◆ Data tied to figure images:

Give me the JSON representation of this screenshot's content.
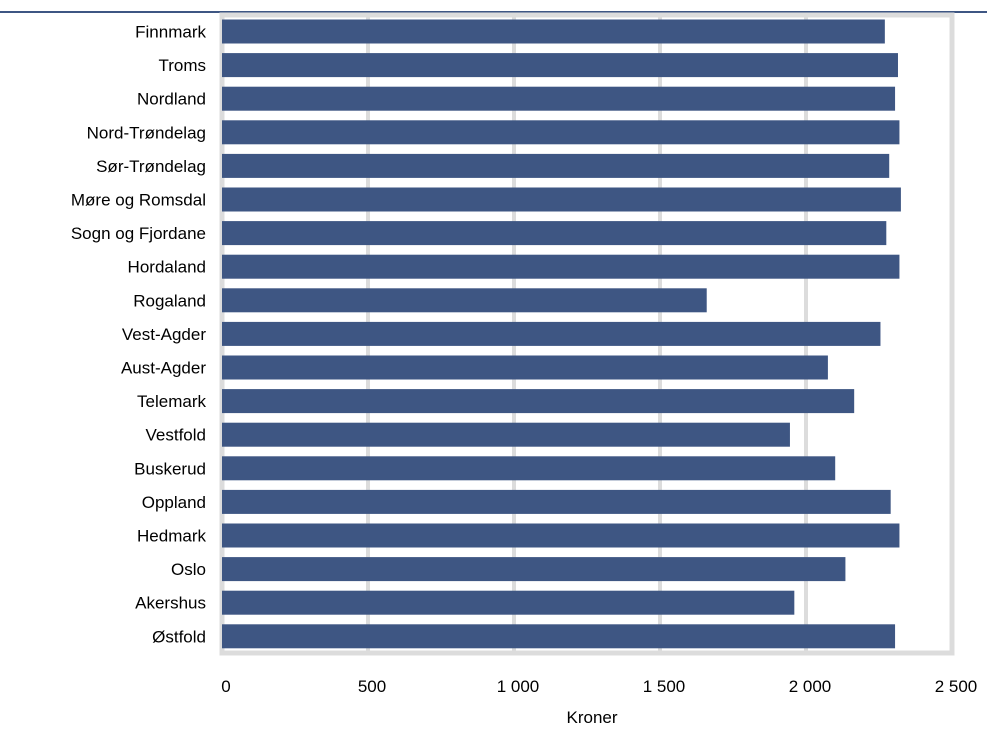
{
  "colors": {
    "bar": "#3e5683",
    "grid": "#dcdcdc",
    "top_rule": "#3e5683",
    "text": "#000000"
  },
  "chart_data": {
    "type": "bar",
    "orientation": "horizontal",
    "title": "",
    "xlabel": "Kroner",
    "ylabel": "",
    "xlim": [
      0,
      2500
    ],
    "x_ticks": [
      0,
      500,
      1000,
      1500,
      2000,
      2500
    ],
    "x_tick_labels": [
      "0",
      "500",
      "1 000",
      "1 500",
      "2 000",
      "2 500"
    ],
    "grid": true,
    "categories": [
      "Finnmark",
      "Troms",
      "Nordland",
      "Nord-Trøndelag",
      "Sør-Trøndelag",
      "Møre og Romsdal",
      "Sogn og Fjordane",
      "Hordaland",
      "Rogaland",
      "Vest-Agder",
      "Aust-Agder",
      "Telemark",
      "Vestfold",
      "Buskerud",
      "Oppland",
      "Hedmark",
      "Oslo",
      "Akershus",
      "Østfold"
    ],
    "values": [
      2270,
      2315,
      2305,
      2320,
      2285,
      2325,
      2275,
      2320,
      1660,
      2255,
      2075,
      2165,
      1945,
      2100,
      2290,
      2320,
      2135,
      1960,
      2305
    ]
  }
}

◆ What to do: Ignore the images and quote every line of the listing exactly.

◆ Solution to the problem:
Give me the JSON representation of this screenshot's content.
{
  "colors": {
    "bar": "#3e5683",
    "grid": "#dcdcdc",
    "top_rule": "#3e5683",
    "text": "#000000"
  },
  "chart_data": {
    "type": "bar",
    "orientation": "horizontal",
    "title": "",
    "xlabel": "Kroner",
    "ylabel": "",
    "xlim": [
      0,
      2500
    ],
    "x_ticks": [
      0,
      500,
      1000,
      1500,
      2000,
      2500
    ],
    "x_tick_labels": [
      "0",
      "500",
      "1 000",
      "1 500",
      "2 000",
      "2 500"
    ],
    "grid": true,
    "categories": [
      "Finnmark",
      "Troms",
      "Nordland",
      "Nord-Trøndelag",
      "Sør-Trøndelag",
      "Møre og Romsdal",
      "Sogn og Fjordane",
      "Hordaland",
      "Rogaland",
      "Vest-Agder",
      "Aust-Agder",
      "Telemark",
      "Vestfold",
      "Buskerud",
      "Oppland",
      "Hedmark",
      "Oslo",
      "Akershus",
      "Østfold"
    ],
    "values": [
      2270,
      2315,
      2305,
      2320,
      2285,
      2325,
      2275,
      2320,
      1660,
      2255,
      2075,
      2165,
      1945,
      2100,
      2290,
      2320,
      2135,
      1960,
      2305
    ]
  }
}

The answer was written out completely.